Exercise aim – Starting at the top of the data and ending with the line that contains "x-tick-label: 70 — [714, 361, 727, 370]", write those lines out again, swapping "Assistance" for "Support" and leaving everything else as it is.

———

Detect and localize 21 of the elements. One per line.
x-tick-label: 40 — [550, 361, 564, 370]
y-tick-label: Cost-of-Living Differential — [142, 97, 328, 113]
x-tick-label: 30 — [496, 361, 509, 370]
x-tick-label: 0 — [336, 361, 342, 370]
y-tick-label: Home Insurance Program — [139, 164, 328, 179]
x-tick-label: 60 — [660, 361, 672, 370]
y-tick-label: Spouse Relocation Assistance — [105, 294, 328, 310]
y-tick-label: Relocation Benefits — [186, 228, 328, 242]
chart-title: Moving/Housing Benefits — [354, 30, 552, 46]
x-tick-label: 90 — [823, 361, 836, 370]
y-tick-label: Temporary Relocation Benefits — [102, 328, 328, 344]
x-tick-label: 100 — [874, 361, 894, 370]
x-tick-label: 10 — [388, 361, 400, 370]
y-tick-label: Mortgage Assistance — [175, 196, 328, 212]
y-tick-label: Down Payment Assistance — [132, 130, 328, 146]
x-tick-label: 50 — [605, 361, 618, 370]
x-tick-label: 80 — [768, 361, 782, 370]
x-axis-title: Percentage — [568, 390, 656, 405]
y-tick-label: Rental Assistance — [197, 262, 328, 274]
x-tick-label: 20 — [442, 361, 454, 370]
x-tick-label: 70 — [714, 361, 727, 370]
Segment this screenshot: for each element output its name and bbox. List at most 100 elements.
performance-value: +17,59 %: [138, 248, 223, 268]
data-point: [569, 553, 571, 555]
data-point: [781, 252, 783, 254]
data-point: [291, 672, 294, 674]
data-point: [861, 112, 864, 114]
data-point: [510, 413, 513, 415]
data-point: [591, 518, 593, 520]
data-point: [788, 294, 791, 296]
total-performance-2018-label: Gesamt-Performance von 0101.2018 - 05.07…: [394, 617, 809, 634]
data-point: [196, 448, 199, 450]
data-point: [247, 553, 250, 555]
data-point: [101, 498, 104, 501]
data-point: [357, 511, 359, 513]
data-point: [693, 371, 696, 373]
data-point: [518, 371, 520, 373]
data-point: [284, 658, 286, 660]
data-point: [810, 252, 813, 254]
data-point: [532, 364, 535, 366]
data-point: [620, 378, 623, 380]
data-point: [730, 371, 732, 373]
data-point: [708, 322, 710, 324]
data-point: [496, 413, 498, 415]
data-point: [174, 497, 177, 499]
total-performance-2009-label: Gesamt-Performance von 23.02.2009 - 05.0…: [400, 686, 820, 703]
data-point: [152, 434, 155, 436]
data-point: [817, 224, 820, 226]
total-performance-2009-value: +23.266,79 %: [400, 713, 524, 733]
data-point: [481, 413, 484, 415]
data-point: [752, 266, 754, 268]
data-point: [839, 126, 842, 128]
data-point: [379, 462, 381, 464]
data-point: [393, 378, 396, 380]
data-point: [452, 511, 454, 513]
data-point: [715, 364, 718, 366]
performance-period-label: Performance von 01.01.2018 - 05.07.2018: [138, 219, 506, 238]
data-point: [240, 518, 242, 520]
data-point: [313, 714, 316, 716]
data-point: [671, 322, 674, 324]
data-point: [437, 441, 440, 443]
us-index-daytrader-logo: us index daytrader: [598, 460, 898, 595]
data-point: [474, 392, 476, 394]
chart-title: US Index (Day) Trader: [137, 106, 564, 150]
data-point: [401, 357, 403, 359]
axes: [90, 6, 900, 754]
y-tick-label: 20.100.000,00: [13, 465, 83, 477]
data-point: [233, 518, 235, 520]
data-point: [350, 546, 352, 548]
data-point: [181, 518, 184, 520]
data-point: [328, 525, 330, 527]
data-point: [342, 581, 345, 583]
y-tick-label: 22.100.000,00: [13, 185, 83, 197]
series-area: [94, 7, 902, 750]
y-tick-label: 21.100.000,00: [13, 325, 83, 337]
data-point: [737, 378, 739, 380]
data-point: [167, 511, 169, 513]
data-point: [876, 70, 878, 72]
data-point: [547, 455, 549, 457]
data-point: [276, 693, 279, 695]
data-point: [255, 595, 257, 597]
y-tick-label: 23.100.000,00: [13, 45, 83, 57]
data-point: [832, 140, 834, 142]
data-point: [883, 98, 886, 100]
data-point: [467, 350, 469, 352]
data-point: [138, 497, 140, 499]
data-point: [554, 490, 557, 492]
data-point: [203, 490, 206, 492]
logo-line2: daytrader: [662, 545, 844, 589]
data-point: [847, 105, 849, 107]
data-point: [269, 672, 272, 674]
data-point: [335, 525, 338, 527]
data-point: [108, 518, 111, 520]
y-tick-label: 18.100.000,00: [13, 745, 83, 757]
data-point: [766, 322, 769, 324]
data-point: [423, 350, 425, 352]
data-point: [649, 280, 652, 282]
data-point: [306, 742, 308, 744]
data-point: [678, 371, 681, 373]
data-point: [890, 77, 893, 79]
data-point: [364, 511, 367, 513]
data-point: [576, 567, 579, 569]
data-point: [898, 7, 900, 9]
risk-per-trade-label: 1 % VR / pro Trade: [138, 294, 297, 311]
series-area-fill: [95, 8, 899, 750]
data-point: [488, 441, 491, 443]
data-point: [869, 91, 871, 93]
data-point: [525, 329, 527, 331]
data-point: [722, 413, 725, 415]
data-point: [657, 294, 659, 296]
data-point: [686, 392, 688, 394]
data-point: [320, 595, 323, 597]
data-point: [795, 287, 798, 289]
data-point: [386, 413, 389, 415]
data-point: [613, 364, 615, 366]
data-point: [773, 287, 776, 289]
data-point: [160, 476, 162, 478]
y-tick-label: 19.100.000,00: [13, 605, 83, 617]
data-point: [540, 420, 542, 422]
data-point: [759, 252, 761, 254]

———

Problem solution –
Detect and localize 21 of the elements. One per line.
x-tick-label: 40 — [550, 361, 564, 370]
y-tick-label: Cost-of-Living Differential — [142, 97, 328, 113]
x-tick-label: 30 — [496, 361, 509, 370]
x-tick-label: 0 — [336, 361, 342, 370]
y-tick-label: Home Insurance Program — [139, 164, 328, 179]
x-tick-label: 60 — [660, 361, 672, 370]
y-tick-label: Spouse Relocation Support — [105, 294, 328, 310]
y-tick-label: Relocation Benefits — [186, 228, 328, 242]
chart-title: Moving/Housing Benefits — [354, 30, 552, 46]
x-tick-label: 90 — [823, 361, 836, 370]
y-tick-label: Temporary Relocation Benefits — [102, 328, 328, 344]
x-tick-label: 100 — [874, 361, 894, 370]
x-tick-label: 10 — [388, 361, 400, 370]
y-tick-label: Mortgage Support — [175, 196, 328, 212]
y-tick-label: Down Payment Support — [132, 130, 328, 146]
x-tick-label: 50 — [605, 361, 618, 370]
x-tick-label: 80 — [768, 361, 782, 370]
x-axis-title: Percentage — [568, 390, 656, 405]
y-tick-label: Rental Support — [197, 262, 328, 274]
x-tick-label: 20 — [442, 361, 454, 370]
x-tick-label: 70 — [714, 361, 727, 370]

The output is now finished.